━━━ Excerpt

The beneficial effect of environmental information on visual selective attention was further elucidated by Chun and Jiang (1998), by means of their contextual-cueing paradigm. In this task, participants have to detect and subsequently discriminate the orientation (left vs. right) of a target “T” embedded in a set of distractor “L”s. Unbeknownst to participants, half of the trials contain repeated and the other half nonrepeated target–distractor spatial arrangements. In the repeated—old—condition, both the target and the distractors are presented at identical display locations across trials. By contrast, in the nonrepeated—new—condition, only the targets (but not the distractors) appear at identical locations (by keeping target locations constant in the old and new displays, one can equate target location repetition effects between the two types of displays and thus isolate the effect of context on reaction time—RT—performance). Chun and Jiang found that participants were faster at detecting the target in old than in new displays, an effect referred to as contextual cueing. Interestingly, when participants were asked to discriminate the repeated from the nonrepeated displays, explicit recognition was only at chance level. This dissociation in direct (recognition) and indirect (RT) measures led Chun and Jiang to surmise that contextual cueing is supported by an implicit memory system.

In recent years, Chun and Jiang’s (1998) basic findings and paradigm have inspired numerous studies. For example, van Asselen and Castelo-Branco (2009) showed that contextual cueing was still obtained in a test session when the training and test sessions were separated by 10 days. Geyer, Müller, Assumpção, and Gais (2013) found that even a short nap relative to an equivalent period of controlled rest separating the learning and test sessions (on the same day) was sufficient to enhance contextual cueing. Other investigations have demonstrated that, rather than relying on the entire distractor context, contextual cueing is supported by memory for individual target–distractor (paired) associations formed particularly in the vicinity of the target (Brady & Chun, 2007; Jiang & Wagner, 2004; Shi, Zang, Jia, Geyer, & Müller, 2013), or amongst distractors sharing the target’s color (Conci, Müller, & von Mühlenen, 2013; Geyer, Shi, & Müller, 2010). Additional work has shown that contextual learning (i.e., the acquisition of contextual memory) and expression (i.e., the retrieval of contextual memory) are separate processes (Chaumon, Schwartz, & Tallon-Baudry, 2009) and that an additional (spatial working memory) task interferes with the retrieval, but not the learning, of contextual memory representations (Annac et al., 2013).

━━━━━━

### Given instruction A
In the contextual-cueing excerpt, what letter is the target that participants must find?

━━━ Data for the task

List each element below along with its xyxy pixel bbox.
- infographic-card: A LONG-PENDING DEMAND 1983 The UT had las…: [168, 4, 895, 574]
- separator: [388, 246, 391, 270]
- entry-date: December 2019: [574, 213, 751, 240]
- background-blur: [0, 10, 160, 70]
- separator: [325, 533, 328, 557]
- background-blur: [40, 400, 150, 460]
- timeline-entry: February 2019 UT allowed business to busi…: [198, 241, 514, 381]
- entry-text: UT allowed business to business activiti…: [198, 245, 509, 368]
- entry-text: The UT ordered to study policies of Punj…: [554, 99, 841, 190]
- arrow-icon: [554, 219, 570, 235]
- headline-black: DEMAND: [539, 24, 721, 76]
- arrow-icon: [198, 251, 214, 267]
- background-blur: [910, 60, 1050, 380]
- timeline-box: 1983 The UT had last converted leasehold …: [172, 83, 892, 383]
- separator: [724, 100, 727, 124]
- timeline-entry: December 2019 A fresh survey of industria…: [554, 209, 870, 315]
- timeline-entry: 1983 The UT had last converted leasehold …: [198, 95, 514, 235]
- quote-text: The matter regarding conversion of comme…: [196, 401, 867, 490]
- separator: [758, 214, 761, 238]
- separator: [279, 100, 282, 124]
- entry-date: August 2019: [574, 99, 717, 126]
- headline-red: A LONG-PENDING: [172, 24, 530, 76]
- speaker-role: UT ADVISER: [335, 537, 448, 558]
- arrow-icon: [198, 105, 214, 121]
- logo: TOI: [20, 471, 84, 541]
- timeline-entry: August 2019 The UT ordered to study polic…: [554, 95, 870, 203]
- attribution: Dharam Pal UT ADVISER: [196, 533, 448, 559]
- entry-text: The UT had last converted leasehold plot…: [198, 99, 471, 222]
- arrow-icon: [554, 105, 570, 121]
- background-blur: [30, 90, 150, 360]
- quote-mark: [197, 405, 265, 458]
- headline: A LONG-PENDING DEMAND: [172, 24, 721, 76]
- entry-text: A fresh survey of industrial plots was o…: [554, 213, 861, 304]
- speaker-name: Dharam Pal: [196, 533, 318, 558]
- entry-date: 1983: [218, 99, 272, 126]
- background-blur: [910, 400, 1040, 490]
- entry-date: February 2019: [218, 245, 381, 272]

━━━━━━

### Given instruction B
Copy the records word for word, starting with their first line and ending after the line that contains "- background-blur: [0, 10, 160, 70]".

### Correct result A
A "T"

### Correct result B
List each element below along with its xyxy pixel bbox.
- infographic-card: A LONG-PENDING DEMAND 1983 The UT had las…: [168, 4, 895, 574]
- separator: [388, 246, 391, 270]
- entry-date: December 2019: [574, 213, 751, 240]
- background-blur: [0, 10, 160, 70]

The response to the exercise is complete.